■ DIRECTIVE
Determine the count of lines holding "title" and give that count alone.

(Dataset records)

◇ ◇ ◇

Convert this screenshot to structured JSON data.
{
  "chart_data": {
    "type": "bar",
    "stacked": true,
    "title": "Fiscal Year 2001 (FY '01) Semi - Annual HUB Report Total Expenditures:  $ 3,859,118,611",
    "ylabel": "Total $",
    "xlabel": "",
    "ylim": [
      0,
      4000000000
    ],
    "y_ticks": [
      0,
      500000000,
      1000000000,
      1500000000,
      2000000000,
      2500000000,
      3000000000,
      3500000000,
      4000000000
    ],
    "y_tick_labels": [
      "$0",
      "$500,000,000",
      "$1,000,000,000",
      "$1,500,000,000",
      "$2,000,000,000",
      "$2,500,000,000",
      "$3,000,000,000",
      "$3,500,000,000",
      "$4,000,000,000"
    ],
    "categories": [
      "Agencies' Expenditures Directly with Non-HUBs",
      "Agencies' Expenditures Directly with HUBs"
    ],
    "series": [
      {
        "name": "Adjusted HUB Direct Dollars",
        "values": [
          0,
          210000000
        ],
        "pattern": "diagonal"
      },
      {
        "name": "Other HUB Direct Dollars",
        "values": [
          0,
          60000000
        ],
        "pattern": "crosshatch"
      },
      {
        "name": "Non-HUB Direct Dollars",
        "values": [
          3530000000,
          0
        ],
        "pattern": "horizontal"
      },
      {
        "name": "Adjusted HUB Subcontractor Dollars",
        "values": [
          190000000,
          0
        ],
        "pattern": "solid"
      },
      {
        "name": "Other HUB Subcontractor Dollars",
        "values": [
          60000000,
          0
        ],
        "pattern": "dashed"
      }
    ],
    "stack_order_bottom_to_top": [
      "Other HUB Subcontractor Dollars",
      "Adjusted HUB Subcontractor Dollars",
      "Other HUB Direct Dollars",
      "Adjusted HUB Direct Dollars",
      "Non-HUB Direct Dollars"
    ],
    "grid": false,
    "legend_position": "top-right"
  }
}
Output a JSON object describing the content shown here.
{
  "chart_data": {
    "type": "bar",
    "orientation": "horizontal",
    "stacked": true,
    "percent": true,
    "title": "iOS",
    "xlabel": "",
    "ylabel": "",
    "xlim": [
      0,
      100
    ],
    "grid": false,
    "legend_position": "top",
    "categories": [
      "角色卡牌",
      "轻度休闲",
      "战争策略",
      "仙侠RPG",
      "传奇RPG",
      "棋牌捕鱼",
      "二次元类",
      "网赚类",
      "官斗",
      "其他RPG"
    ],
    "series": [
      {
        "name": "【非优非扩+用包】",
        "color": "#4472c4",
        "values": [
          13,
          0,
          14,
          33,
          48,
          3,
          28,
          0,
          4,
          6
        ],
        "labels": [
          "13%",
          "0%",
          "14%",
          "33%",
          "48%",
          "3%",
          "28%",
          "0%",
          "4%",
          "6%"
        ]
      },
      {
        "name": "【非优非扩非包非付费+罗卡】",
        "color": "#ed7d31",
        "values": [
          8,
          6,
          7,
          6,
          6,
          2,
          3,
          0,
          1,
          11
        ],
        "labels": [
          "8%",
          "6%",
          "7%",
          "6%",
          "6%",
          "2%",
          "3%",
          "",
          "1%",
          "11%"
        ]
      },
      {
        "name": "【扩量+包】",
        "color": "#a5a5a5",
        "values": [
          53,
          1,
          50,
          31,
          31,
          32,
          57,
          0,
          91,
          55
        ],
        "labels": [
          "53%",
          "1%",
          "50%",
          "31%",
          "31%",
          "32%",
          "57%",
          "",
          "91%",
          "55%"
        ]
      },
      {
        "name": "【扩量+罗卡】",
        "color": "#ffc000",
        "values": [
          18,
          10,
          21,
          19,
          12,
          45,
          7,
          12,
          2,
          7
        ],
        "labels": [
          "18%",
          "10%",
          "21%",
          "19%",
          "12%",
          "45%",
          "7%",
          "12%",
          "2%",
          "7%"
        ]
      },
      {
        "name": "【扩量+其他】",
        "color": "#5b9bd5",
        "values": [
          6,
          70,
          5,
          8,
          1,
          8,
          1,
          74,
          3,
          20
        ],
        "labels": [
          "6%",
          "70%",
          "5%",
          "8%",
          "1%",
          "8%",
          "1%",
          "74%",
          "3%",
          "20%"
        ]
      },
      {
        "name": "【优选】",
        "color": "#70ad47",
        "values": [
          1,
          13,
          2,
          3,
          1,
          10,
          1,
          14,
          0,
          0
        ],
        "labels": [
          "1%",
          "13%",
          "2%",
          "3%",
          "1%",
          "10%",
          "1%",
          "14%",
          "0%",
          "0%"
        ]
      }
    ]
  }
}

◇ ◇ ◇

■ SOLUTION TO THE EXERCISE
2